An exact copy of the records is required, minus the pictures they hold.

[Data entries]
((

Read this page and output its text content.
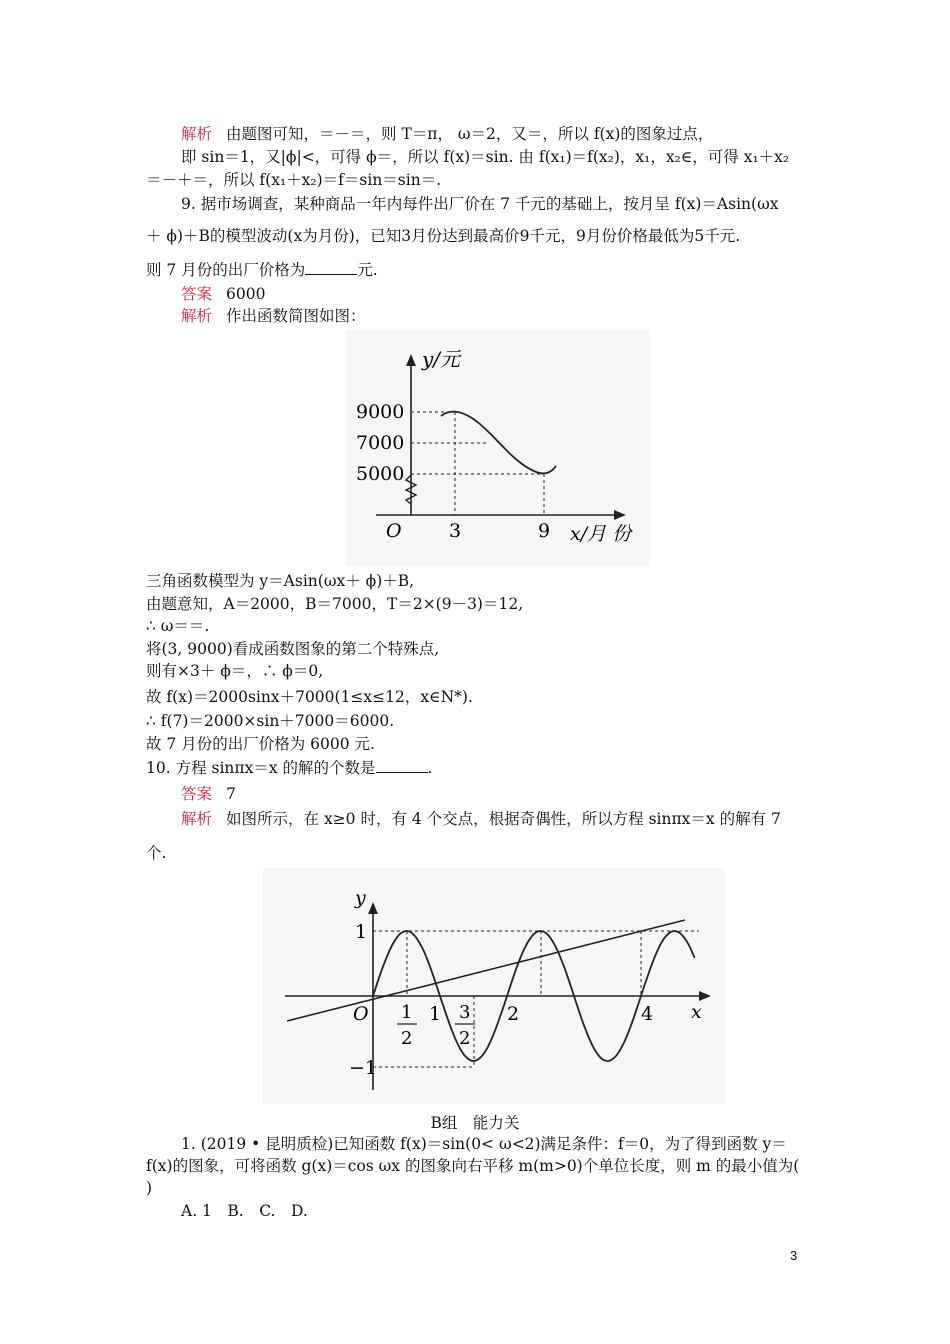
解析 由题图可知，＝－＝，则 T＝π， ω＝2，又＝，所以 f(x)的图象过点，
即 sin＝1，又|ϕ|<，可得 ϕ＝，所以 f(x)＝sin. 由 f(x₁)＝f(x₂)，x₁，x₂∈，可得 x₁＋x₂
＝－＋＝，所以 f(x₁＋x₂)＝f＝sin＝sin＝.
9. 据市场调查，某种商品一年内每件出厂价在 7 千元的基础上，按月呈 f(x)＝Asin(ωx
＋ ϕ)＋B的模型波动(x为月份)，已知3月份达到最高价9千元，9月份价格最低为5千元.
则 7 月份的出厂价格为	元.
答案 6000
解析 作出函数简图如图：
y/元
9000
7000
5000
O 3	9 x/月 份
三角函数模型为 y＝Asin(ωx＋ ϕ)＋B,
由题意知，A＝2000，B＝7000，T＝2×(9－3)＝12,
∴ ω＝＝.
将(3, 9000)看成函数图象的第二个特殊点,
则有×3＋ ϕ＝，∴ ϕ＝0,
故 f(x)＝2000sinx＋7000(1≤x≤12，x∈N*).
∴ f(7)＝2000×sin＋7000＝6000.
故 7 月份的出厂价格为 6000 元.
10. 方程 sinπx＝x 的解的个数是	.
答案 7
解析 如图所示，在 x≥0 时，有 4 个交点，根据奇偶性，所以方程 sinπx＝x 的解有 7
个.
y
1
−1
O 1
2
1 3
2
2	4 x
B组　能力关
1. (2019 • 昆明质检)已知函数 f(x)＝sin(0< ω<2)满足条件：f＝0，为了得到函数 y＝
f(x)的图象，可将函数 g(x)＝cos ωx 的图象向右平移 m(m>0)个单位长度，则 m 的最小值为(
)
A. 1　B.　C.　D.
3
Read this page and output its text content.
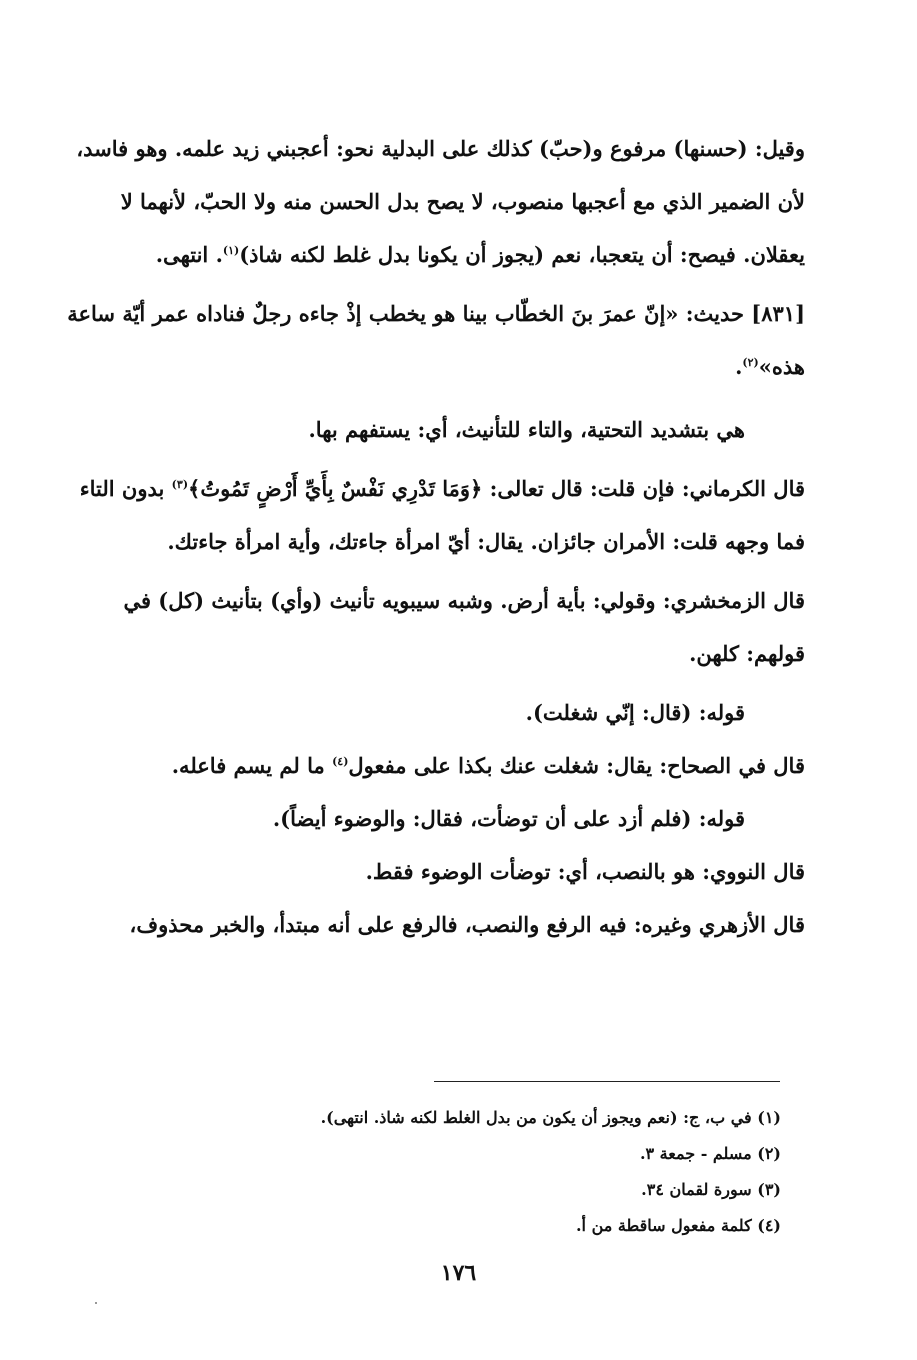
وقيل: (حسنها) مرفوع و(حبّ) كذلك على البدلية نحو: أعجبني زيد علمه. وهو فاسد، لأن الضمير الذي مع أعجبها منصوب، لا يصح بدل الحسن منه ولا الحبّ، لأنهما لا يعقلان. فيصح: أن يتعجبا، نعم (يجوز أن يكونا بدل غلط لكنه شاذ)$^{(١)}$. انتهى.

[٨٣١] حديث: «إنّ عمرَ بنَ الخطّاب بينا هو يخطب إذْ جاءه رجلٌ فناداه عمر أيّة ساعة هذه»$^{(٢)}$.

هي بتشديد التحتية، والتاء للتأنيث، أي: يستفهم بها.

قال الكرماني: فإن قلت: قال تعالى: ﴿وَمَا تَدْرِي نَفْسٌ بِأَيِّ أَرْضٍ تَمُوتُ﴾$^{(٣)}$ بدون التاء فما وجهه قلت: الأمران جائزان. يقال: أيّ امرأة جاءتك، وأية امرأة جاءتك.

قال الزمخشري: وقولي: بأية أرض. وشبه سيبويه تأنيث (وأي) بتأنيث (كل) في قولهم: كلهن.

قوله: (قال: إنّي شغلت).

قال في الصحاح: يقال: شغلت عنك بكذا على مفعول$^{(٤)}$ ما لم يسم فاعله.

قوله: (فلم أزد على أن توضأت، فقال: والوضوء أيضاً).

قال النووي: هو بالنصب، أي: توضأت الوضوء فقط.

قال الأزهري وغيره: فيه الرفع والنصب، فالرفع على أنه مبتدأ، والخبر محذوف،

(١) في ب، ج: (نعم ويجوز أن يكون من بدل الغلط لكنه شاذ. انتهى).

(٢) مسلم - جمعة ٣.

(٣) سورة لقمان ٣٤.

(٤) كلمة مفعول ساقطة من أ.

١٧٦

))

▶ **RESPONSE BELOW**:
Read this page and output its text content.
解析 由题图可知，＝－＝，则 T＝π， ω＝2，又＝，所以 f(x)的图象过点，
即 sin＝1，又|ϕ|<，可得 ϕ＝，所以 f(x)＝sin. 由 f(x₁)＝f(x₂)，x₁，x₂∈，可得 x₁＋x₂
＝－＋＝，所以 f(x₁＋x₂)＝f＝sin＝sin＝.
9. 据市场调查，某种商品一年内每件出厂价在 7 千元的基础上，按月呈 f(x)＝Asin(ωx
＋ ϕ)＋B的模型波动(x为月份)，已知3月份达到最高价9千元，9月份价格最低为5千元.
则 7 月份的出厂价格为	元.
答案 6000
解析 作出函数简图如图：
y/元
9000
7000
5000
O 3	9 x/月 份
三角函数模型为 y＝Asin(ωx＋ ϕ)＋B,
由题意知，A＝2000，B＝7000，T＝2×(9－3)＝12,
∴ ω＝＝.
将(3, 9000)看成函数图象的第二个特殊点,
则有×3＋ ϕ＝，∴ ϕ＝0,
故 f(x)＝2000sinx＋7000(1≤x≤12，x∈N*).
∴ f(7)＝2000×sin＋7000＝6000.
故 7 月份的出厂价格为 6000 元.
10. 方程 sinπx＝x 的解的个数是	.
答案 7
解析 如图所示，在 x≥0 时，有 4 个交点，根据奇偶性，所以方程 sinπx＝x 的解有 7
个.
y
1
−1
O 1
2
1 3
2
2	4 x
B组　能力关
1. (2019 • 昆明质检)已知函数 f(x)＝sin(0< ω<2)满足条件：f＝0，为了得到函数 y＝
f(x)的图象，可将函数 g(x)＝cos ωx 的图象向右平移 m(m>0)个单位长度，则 m 的最小值为(
)
A. 1　B.　C.　D.
3
Read this page and output its text content.
وقيل: (حسنها) مرفوع و(حبّ) كذلك على البدلية نحو: أعجبني زيد علمه. وهو فاسد، لأن الضمير الذي مع أعجبها منصوب، لا يصح بدل الحسن منه ولا الحبّ، لأنهما لا يعقلان. فيصح: أن يتعجبا، نعم (يجوز أن يكونا بدل غلط لكنه شاذ)$^{(١)}$. انتهى.

[٨٣١] حديث: «إنّ عمرَ بنَ الخطّاب بينا هو يخطب إذْ جاءه رجلٌ فناداه عمر أيّة ساعة هذه»$^{(٢)}$.

هي بتشديد التحتية، والتاء للتأنيث، أي: يستفهم بها.

قال الكرماني: فإن قلت: قال تعالى: ﴿وَمَا تَدْرِي نَفْسٌ بِأَيِّ أَرْضٍ تَمُوتُ﴾$^{(٣)}$ بدون التاء فما وجهه قلت: الأمران جائزان. يقال: أيّ امرأة جاءتك، وأية امرأة جاءتك.

قال الزمخشري: وقولي: بأية أرض. وشبه سيبويه تأنيث (وأي) بتأنيث (كل) في قولهم: كلهن.

قوله: (قال: إنّي شغلت).

قال في الصحاح: يقال: شغلت عنك بكذا على مفعول$^{(٤)}$ ما لم يسم فاعله.

قوله: (فلم أزد على أن توضأت، فقال: والوضوء أيضاً).

قال النووي: هو بالنصب، أي: توضأت الوضوء فقط.

قال الأزهري وغيره: فيه الرفع والنصب، فالرفع على أنه مبتدأ، والخبر محذوف،

(١) في ب، ج: (نعم ويجوز أن يكون من بدل الغلط لكنه شاذ. انتهى).

(٢) مسلم - جمعة ٣.

(٣) سورة لقمان ٣٤.

(٤) كلمة مفعول ساقطة من أ.

١٧٦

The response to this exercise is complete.